╔══
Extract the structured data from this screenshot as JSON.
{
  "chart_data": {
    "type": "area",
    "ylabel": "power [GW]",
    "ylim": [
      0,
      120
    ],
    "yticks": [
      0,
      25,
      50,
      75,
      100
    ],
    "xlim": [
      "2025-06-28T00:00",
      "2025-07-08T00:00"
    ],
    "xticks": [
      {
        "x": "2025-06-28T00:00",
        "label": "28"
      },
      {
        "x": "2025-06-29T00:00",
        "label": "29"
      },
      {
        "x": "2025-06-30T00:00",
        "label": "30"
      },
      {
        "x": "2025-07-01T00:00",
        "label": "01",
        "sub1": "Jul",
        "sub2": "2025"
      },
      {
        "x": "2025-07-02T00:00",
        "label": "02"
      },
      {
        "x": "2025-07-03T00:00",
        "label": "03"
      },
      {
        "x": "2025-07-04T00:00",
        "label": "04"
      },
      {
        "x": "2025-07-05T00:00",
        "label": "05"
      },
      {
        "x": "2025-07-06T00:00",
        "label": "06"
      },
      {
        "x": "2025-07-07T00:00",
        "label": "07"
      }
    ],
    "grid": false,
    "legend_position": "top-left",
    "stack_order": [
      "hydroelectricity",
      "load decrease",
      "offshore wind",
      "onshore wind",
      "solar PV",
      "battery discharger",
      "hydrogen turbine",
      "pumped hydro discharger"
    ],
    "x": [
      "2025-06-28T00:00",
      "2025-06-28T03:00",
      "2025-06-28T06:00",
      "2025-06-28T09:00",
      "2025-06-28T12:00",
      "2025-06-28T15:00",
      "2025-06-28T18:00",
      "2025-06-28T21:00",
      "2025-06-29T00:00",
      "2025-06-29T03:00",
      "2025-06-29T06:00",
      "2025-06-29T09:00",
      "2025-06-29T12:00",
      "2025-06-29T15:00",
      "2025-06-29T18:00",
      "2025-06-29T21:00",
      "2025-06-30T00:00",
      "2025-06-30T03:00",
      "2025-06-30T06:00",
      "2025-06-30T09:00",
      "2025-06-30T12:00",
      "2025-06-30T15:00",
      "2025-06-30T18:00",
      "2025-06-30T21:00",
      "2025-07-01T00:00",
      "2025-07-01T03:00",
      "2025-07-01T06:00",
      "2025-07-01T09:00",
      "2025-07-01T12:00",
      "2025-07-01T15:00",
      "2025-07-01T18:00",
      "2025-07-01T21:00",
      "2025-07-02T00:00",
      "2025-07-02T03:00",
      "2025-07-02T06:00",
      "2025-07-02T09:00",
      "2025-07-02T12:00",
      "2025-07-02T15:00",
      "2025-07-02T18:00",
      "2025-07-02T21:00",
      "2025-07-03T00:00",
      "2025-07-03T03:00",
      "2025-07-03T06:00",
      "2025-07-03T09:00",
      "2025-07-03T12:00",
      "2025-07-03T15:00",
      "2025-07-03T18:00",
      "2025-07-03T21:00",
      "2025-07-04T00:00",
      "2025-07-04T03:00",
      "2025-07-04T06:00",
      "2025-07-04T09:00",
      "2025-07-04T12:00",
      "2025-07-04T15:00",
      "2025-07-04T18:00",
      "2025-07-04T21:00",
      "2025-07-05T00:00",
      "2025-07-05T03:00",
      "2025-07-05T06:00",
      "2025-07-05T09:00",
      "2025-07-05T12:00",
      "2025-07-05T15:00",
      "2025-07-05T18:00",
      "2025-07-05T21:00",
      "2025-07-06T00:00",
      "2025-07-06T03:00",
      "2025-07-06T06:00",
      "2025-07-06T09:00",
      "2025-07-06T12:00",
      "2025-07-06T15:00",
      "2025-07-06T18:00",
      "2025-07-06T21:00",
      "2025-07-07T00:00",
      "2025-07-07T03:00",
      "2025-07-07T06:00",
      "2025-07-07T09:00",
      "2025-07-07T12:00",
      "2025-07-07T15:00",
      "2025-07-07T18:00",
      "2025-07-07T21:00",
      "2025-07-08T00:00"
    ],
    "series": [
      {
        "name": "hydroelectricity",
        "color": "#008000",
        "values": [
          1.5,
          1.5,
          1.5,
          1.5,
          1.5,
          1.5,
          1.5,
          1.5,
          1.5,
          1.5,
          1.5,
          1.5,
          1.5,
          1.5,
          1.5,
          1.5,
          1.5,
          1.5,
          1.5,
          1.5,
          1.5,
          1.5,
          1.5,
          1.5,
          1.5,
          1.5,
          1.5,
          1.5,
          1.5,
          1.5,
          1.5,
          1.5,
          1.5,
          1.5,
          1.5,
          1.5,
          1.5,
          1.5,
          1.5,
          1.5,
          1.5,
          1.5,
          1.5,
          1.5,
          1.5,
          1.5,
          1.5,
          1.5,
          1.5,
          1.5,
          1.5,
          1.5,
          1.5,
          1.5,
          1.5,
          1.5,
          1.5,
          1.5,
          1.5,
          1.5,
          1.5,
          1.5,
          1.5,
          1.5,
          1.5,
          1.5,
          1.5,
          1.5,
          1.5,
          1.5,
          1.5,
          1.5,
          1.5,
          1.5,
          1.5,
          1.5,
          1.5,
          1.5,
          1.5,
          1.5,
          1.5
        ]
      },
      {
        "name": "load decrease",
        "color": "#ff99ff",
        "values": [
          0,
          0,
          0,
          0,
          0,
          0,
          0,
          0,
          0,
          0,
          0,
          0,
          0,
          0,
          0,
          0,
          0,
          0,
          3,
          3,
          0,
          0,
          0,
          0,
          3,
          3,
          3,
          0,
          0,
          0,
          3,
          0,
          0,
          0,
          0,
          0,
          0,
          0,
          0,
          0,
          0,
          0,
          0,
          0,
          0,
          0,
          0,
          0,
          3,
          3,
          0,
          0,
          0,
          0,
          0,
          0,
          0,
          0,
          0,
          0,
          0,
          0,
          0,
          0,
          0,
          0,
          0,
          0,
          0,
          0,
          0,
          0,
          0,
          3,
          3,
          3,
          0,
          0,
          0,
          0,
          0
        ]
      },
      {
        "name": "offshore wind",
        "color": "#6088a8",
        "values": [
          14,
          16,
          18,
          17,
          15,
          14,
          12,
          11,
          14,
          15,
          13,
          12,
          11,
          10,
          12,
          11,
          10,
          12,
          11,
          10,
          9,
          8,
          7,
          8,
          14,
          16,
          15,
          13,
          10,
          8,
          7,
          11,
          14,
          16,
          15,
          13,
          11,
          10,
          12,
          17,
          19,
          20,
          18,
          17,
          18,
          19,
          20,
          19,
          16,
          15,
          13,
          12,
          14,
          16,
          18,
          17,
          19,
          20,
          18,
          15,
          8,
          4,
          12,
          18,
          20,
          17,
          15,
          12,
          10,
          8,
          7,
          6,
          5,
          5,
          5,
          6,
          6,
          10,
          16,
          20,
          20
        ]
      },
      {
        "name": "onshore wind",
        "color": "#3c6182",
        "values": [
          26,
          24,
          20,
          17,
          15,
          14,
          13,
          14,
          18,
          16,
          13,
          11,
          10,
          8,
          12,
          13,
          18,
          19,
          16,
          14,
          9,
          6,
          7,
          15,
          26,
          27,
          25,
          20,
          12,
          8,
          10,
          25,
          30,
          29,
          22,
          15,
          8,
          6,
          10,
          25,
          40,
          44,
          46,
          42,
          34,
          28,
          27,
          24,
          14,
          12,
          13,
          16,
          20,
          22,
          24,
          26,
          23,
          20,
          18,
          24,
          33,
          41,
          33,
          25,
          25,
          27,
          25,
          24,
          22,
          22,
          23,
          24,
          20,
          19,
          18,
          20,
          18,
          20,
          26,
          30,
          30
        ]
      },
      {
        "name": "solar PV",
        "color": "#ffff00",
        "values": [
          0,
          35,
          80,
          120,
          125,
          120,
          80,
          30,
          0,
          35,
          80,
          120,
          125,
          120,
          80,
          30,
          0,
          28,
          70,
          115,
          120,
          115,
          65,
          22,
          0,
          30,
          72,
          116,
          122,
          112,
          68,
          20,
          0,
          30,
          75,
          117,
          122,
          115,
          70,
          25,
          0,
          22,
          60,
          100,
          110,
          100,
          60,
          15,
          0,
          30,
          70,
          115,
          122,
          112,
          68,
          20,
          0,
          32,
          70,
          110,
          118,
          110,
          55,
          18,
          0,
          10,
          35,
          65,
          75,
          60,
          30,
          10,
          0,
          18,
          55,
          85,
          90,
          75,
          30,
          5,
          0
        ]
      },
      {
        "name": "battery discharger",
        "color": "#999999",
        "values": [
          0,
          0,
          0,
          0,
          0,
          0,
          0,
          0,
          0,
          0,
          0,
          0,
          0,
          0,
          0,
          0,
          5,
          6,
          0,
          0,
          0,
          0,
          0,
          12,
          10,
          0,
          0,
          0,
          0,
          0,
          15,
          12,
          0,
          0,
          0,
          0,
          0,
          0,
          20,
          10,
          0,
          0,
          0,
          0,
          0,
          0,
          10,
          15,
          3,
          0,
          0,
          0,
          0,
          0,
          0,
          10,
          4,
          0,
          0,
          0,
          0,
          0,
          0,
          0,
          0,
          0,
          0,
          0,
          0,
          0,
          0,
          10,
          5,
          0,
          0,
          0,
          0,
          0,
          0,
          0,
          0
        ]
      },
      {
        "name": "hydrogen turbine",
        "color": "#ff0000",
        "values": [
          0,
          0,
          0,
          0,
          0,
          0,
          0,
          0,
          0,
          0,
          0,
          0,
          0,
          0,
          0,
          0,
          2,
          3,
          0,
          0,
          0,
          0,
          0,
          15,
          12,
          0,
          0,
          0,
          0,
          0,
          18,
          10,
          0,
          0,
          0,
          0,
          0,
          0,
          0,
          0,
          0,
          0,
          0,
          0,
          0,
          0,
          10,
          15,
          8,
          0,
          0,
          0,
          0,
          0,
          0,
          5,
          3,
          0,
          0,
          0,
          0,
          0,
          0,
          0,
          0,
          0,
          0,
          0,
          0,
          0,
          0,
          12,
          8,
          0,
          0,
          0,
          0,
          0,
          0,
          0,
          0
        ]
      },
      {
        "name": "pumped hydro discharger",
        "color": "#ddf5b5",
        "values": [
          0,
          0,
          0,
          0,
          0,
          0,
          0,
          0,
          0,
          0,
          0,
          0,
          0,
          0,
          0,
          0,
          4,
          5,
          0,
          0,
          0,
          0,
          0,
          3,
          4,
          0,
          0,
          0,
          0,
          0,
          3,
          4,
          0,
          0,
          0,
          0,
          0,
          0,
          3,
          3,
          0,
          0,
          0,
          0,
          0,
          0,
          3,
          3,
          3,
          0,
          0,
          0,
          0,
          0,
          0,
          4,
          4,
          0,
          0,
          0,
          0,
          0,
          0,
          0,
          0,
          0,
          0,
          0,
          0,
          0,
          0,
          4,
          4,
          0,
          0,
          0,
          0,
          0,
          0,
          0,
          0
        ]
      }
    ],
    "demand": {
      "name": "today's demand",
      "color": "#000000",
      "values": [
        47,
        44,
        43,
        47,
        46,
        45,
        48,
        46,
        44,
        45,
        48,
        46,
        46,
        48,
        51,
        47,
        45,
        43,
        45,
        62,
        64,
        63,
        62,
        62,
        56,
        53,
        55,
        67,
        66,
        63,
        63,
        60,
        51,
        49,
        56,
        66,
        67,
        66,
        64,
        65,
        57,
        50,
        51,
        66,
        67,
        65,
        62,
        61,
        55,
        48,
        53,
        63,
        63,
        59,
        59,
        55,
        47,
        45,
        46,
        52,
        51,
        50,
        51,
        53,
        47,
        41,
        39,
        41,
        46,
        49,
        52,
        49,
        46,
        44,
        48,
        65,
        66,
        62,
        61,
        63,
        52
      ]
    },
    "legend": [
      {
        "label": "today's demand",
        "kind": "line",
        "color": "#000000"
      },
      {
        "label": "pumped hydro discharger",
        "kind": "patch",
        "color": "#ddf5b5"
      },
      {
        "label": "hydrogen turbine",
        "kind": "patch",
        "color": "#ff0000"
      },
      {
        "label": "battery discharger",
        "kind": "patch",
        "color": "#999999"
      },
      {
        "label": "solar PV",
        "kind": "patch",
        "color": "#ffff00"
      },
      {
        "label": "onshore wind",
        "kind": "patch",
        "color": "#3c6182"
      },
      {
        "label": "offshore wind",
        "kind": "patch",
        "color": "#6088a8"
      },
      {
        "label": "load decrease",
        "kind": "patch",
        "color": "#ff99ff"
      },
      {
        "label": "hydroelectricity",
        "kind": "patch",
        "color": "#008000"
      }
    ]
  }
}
╚══
- [BRIEF]:
Locate and copy each line in the data above that includes the word "battery".

- [EXERCISE SOLUTION]:
      "battery discharger",
        "name": "battery discharger",
        "label": "battery discharger",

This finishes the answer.